» **Exercise**: All of the entries must appear again exactly as written.

[Data supplied]

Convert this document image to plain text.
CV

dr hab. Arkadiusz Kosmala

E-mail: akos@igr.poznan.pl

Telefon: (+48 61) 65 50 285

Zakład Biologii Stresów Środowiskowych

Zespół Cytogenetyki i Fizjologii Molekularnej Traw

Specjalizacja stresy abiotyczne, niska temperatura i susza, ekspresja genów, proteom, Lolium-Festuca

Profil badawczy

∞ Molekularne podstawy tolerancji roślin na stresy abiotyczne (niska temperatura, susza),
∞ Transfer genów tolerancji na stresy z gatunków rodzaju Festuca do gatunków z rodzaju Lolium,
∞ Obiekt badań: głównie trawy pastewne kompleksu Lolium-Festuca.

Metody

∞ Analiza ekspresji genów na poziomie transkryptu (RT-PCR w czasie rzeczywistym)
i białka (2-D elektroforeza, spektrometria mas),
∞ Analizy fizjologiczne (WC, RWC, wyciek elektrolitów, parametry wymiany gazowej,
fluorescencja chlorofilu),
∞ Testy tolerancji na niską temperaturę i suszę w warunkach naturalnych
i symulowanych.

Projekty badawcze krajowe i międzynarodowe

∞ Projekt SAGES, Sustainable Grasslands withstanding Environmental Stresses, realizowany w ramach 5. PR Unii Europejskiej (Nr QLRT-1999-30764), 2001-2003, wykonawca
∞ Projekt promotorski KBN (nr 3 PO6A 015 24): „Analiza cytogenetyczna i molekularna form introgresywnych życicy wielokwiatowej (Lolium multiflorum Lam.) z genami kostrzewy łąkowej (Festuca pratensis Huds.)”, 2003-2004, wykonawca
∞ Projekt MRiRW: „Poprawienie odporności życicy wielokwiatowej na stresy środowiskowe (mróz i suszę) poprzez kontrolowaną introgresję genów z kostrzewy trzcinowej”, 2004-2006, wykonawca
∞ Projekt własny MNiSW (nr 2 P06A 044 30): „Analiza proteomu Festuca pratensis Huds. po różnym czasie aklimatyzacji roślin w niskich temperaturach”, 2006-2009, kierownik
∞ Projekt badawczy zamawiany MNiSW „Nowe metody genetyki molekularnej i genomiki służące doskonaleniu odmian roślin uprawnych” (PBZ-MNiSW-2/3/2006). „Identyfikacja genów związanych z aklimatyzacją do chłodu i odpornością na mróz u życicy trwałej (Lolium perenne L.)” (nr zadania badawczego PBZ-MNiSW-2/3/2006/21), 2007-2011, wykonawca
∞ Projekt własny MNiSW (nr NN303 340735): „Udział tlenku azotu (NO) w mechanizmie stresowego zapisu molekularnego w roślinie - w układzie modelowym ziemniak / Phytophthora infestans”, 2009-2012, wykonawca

[/Data supplied]

» **Output of the exercise**:
Convert this document image to plain text.
CV

dr hab. Arkadiusz Kosmala

E-mail: akos@igr.poznan.pl

Telefon: (+48 61) 65 50 285

Zakład Biologii Stresów Środowiskowych

Zespół Cytogenetyki i Fizjologii Molekularnej Traw

Specjalizacja stresy abiotyczne, niska temperatura i susza, ekspresja genów, proteom, Lolium-Festuca

Profil badawczy

∞ Molekularne podstawy tolerancji roślin na stresy abiotyczne (niska temperatura, susza),
∞ Transfer genów tolerancji na stresy z gatunków rodzaju Festuca do gatunków z rodzaju Lolium,
∞ Obiekt badań: głównie trawy pastewne kompleksu Lolium-Festuca.

Metody

∞ Analiza ekspresji genów na poziomie transkryptu (RT-PCR w czasie rzeczywistym)
i białka (2-D elektroforeza, spektrometria mas),
∞ Analizy fizjologiczne (WC, RWC, wyciek elektrolitów, parametry wymiany gazowej,
fluorescencja chlorofilu),
∞ Testy tolerancji na niską temperaturę i suszę w warunkach naturalnych
i symulowanych.

Projekty badawcze krajowe i międzynarodowe

∞ Projekt SAGES, Sustainable Grasslands withstanding Environmental Stresses, realizowany w ramach 5. PR Unii Europejskiej (Nr QLRT-1999-30764), 2001-2003, wykonawca
∞ Projekt promotorski KBN (nr 3 PO6A 015 24): „Analiza cytogenetyczna i molekularna form introgresywnych życicy wielokwiatowej (Lolium multiflorum Lam.) z genami kostrzewy łąkowej (Festuca pratensis Huds.)”, 2003-2004, wykonawca
∞ Projekt MRiRW: „Poprawienie odporności życicy wielokwiatowej na stresy środowiskowe (mróz i suszę) poprzez kontrolowaną introgresję genów z kostrzewy trzcinowej”, 2004-2006, wykonawca
∞ Projekt własny MNiSW (nr 2 P06A 044 30): „Analiza proteomu Festuca pratensis Huds. po różnym czasie aklimatyzacji roślin w niskich temperaturach”, 2006-2009, kierownik
∞ Projekt badawczy zamawiany MNiSW „Nowe metody genetyki molekularnej i genomiki służące doskonaleniu odmian roślin uprawnych” (PBZ-MNiSW-2/3/2006). „Identyfikacja genów związanych z aklimatyzacją do chłodu i odpornością na mróz u życicy trwałej (Lolium perenne L.)” (nr zadania badawczego PBZ-MNiSW-2/3/2006/21), 2007-2011, wykonawca
∞ Projekt własny MNiSW (nr NN303 340735): „Udział tlenku azotu (NO) w mechanizmie stresowego zapisu molekularnego w roślinie - w układzie modelowym ziemniak / Phytophthora infestans”, 2009-2012, wykonawca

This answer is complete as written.